##### STORED ROWS #####

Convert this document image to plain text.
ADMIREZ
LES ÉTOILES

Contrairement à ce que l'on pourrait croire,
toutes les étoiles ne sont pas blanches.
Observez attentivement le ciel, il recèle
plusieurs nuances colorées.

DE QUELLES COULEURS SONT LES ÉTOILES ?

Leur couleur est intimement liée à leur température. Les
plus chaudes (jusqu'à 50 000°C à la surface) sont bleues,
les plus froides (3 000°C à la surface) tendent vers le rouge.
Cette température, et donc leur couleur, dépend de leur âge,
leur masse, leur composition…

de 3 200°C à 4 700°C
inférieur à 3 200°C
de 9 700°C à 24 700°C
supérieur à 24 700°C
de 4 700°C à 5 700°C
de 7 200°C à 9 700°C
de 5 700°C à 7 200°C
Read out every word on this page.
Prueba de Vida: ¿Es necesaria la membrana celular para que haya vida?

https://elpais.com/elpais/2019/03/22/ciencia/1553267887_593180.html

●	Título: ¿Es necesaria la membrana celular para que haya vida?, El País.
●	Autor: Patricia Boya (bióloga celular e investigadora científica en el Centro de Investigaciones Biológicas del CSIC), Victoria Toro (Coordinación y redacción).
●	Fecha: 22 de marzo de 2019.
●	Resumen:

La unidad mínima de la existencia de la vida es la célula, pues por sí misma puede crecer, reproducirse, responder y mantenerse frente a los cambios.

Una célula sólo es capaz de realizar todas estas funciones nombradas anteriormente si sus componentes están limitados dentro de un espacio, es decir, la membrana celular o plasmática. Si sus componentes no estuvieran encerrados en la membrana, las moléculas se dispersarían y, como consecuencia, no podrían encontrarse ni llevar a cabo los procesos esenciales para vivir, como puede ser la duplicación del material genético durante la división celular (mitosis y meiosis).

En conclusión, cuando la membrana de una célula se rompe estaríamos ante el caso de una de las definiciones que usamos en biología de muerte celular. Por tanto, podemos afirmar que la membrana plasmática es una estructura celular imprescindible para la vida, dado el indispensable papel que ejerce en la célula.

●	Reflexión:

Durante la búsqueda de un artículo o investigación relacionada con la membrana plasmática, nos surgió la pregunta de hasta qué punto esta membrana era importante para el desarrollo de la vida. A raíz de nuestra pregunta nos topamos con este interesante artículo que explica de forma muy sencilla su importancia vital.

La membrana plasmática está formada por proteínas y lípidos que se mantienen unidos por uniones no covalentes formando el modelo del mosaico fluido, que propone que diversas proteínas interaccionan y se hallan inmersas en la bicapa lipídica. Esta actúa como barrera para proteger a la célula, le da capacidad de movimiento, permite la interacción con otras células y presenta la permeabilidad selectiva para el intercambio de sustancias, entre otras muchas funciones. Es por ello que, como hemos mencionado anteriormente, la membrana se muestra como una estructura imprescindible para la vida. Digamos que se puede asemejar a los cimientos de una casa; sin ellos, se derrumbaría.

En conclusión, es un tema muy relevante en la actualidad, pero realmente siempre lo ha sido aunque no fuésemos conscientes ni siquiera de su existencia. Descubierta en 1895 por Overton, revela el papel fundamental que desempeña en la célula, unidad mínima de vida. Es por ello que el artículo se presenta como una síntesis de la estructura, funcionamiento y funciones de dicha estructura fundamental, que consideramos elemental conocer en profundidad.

#####

* **BRIEF**:
The records are above. How many lines in them contain the word "unidad"? Give the number alone.

* **RESULT FOR THIS TASK**:
2